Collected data
## Start

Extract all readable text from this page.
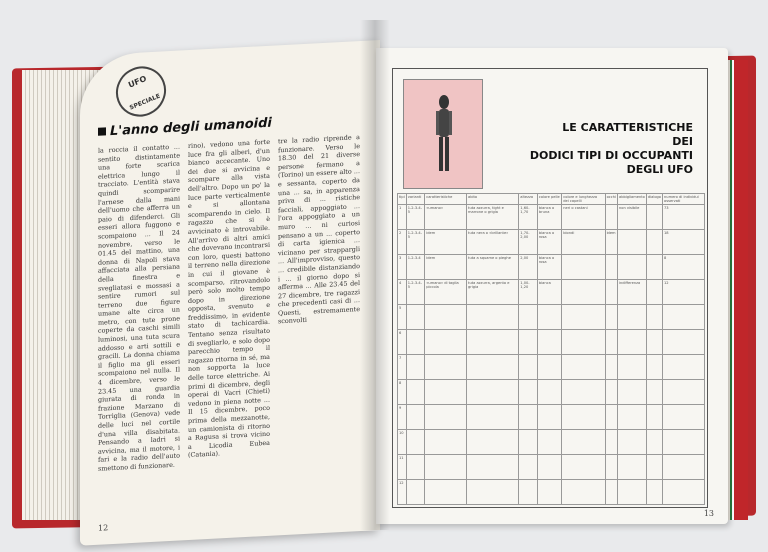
UFO
SPECIALE
L'anno degli umanoidi
la roccia il contatto ... sentito distintamente una forte scarica elettrica lungo il tracciato. L'entità stava quindi scomparire l'arnese dalla mani dell'uomo che afferra un paio di difenderci. Gli esseri allora fuggono e scompaiono ... Il 24 novembre, verso le 01.45 del mattino, una donna di Napoli stava affacciata alla persiana della finestra e svegliatasi e mossasi a sentire rumori sul terreno due figure umane alte circa un metro, con tute prone coperte da caschi simili luminosi, una tuta scura addosso e arti sottili e gracili. La donna chiama il figlio ma gli esseri scompaiono nel nulla. Il 4 dicembre, verso le 23.45 una guardia giurata di ronda in frazione Marzano di Torriglia (Genova) vede delle luci nel cortile d'una villa disabitata. Pensando a ladri si avvicina, ma il motore, i fari e la radio dell'auto smettono di funzionare.
rino), vedono una forte luce fra gli alberi, d'un bianco accecante. Uno dei due si avvicina e scompare alla vista dell'altro. Dopo un po' la luce parte verticalmente e si allontana scomparendo in cielo. Il ragazzo che si è avvicinato è introvabile. All'arrivo di altri amici che dovevano incontrarsi con loro, questi battono il terreno nella direzione in cui il giovane è scomparso, ritrovandolo però solo molto tempo dopo in direzione opposta, svenuto e freddissimo, in evidente stato di tachicardia. Tentano senza risultato di svegliarlo, e solo dopo parecchio tempo il ragazzo ritorna in sé, ma non sopporta la luce delle torce elettriche. Ai primi di dicembre, degli operai di Vacri (Chieti) vedono in piena notte ... Il 15 dicembre, poco prima della mezzanotte, un camionista di ritorno a Ragusa si trova vicino a Licodia Eubea (Catania).
tre la radio riprende a funzionare. Verso le 18.30 del 21 diverse persone fermano a (Torino) un essere alto ... e sessanta, coperto da una ... sa, in apparenza priva di ... ristiche facciali, appoggiato ... l'ora appoggiato a un muro ... ni curiosi pensano a un ... coperto di carta igienica ... vicinano per strappargli ... All'improvviso, questo ... credibile distanziando i ... il giorno dopo si afferma ... Alle 23.45 del 27 dicembre, tre ragazzi che precedenti casi di ... Questi, estremamente sconvolti
12
LE CARATTERISTICHE
DEI
DODICI TIPI DI OCCUPANTI
DEGLI UFO
tipi	varianti	caratteristiche	abito	altezza	colore pelle	colore e lunghezza dei capelli	occhi	abbigliamento	dialogo	numero di individui osservati
1	1-2-3-4-5	«umano»	tuta azzurra, tight e marrone o grigia	1,60-1,70	bianca o bruna	neri o castani		non visibile		73
2	1-2-3-4-5	idem	tuta nera o «brillante»	1,70-2,00	bianca o rosa	biondi	idem			18
3	1-2-3-4	idem	tuta a squame o pieghe	2,00	bianca o rosa					8
4	1-2-3-4-5	«umano» di taglia piccola	tuta azzurra, argento e grigia	1,00-1,20	bianca			indifferenza		12
5										
6										
7										
8										
9										
10										
11										
12										
13
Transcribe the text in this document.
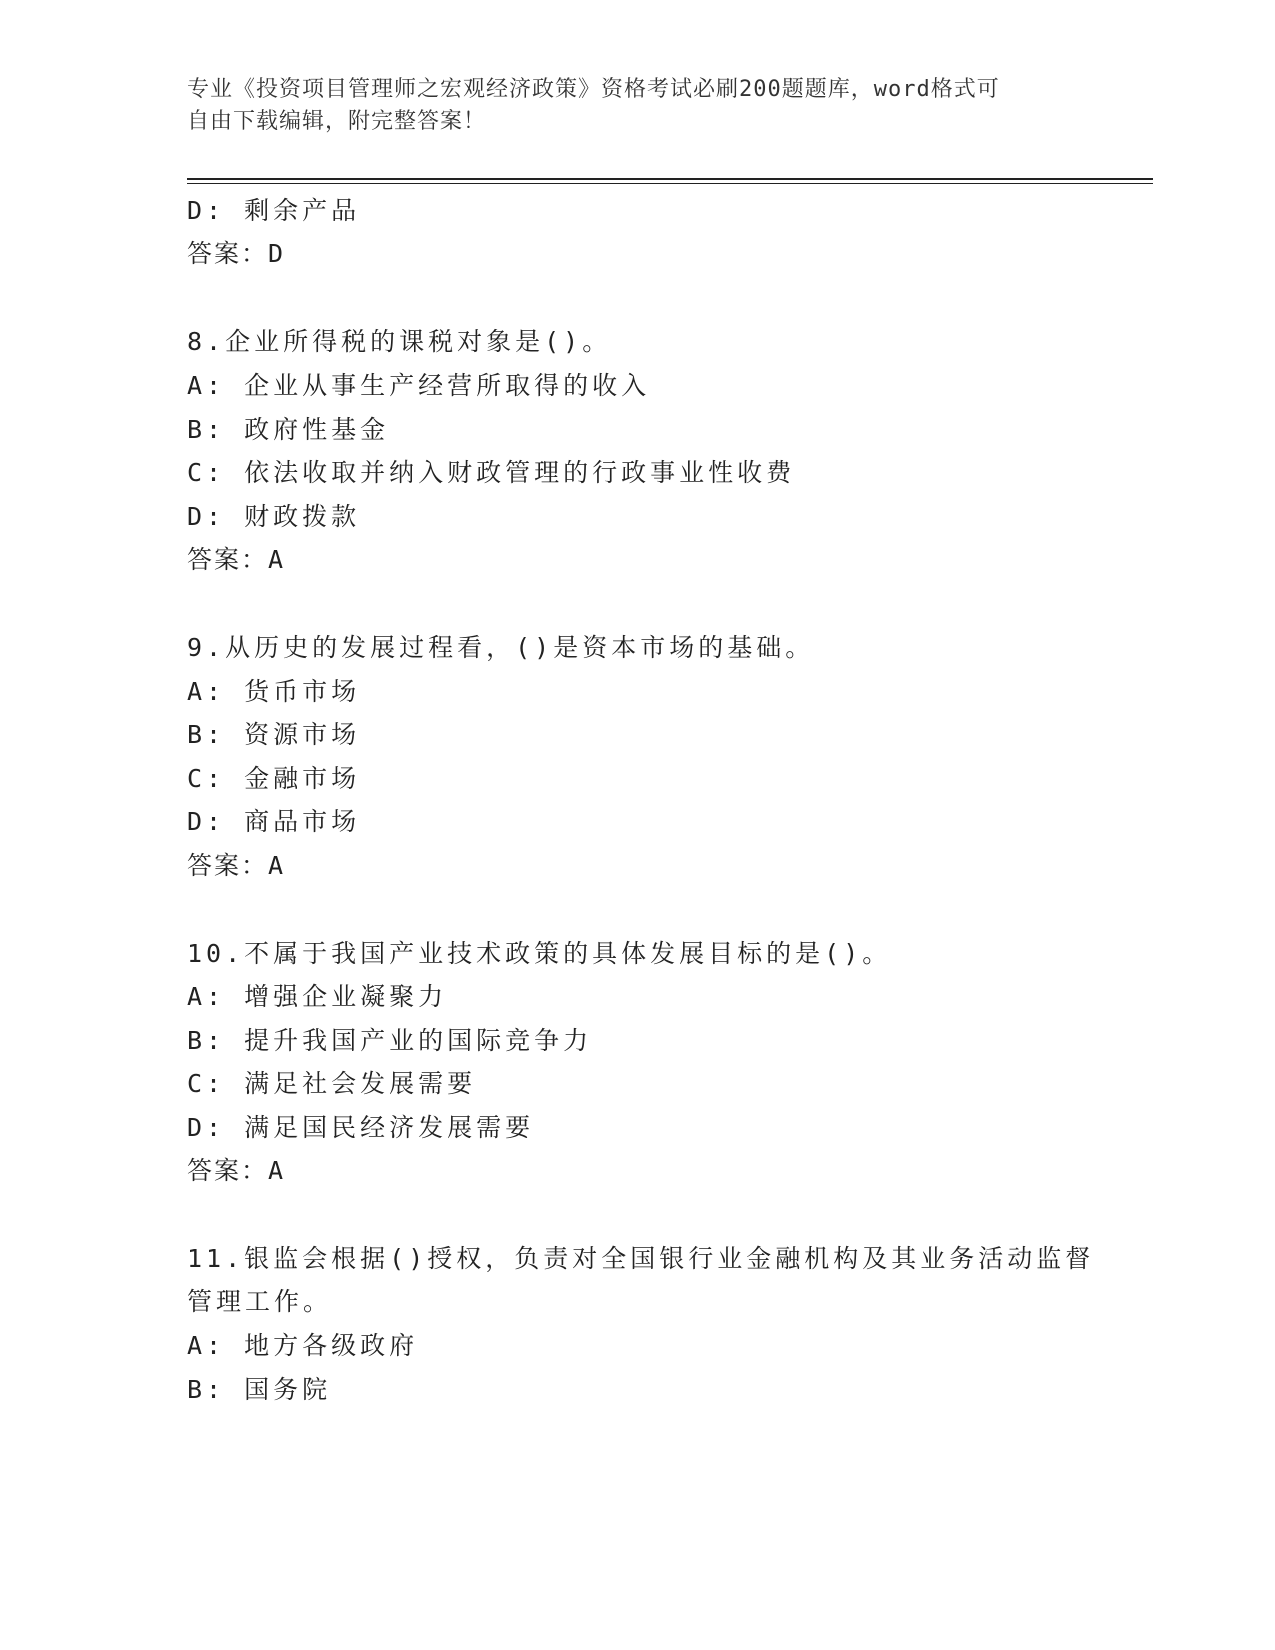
专业《投资项目管理师之宏观经济政策》资格考试必刷200题题库，word格式可
自由下载编辑，附完整答案！
D: 剩余产品
答案：D
8.企业所得税的课税对象是()。
A: 企业从事生产经营所取得的收入
B: 政府性基金
C: 依法收取并纳入财政管理的行政事业性收费
D: 财政拨款
答案：A
9.从历史的发展过程看，()是资本市场的基础。
A: 货币市场
B: 资源市场
C: 金融市场
D: 商品市场
答案：A
10.不属于我国产业技术政策的具体发展目标的是()。
A: 增强企业凝聚力
B: 提升我国产业的国际竞争力
C: 满足社会发展需要
D: 满足国民经济发展需要
答案：A
11.银监会根据()授权，负责对全国银行业金融机构及其业务活动监督
管理工作。
A: 地方各级政府
B: 国务院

## End

The problem: Only the lines from the one containing "Transcribe the text in this document." through the last line of the records above should be repeated, exactly and without pictures.

Right answer:
Transcribe the text in this document.
专业《投资项目管理师之宏观经济政策》资格考试必刷200题题库，word格式可
自由下载编辑，附完整答案！
D: 剩余产品
答案：D
8.企业所得税的课税对象是()。
A: 企业从事生产经营所取得的收入
B: 政府性基金
C: 依法收取并纳入财政管理的行政事业性收费
D: 财政拨款
答案：A
9.从历史的发展过程看，()是资本市场的基础。
A: 货币市场
B: 资源市场
C: 金融市场
D: 商品市场
答案：A
10.不属于我国产业技术政策的具体发展目标的是()。
A: 增强企业凝聚力
B: 提升我国产业的国际竞争力
C: 满足社会发展需要
D: 满足国民经济发展需要
答案：A
11.银监会根据()授权，负责对全国银行业金融机构及其业务活动监督
管理工作。
A: 地方各级政府
B: 国务院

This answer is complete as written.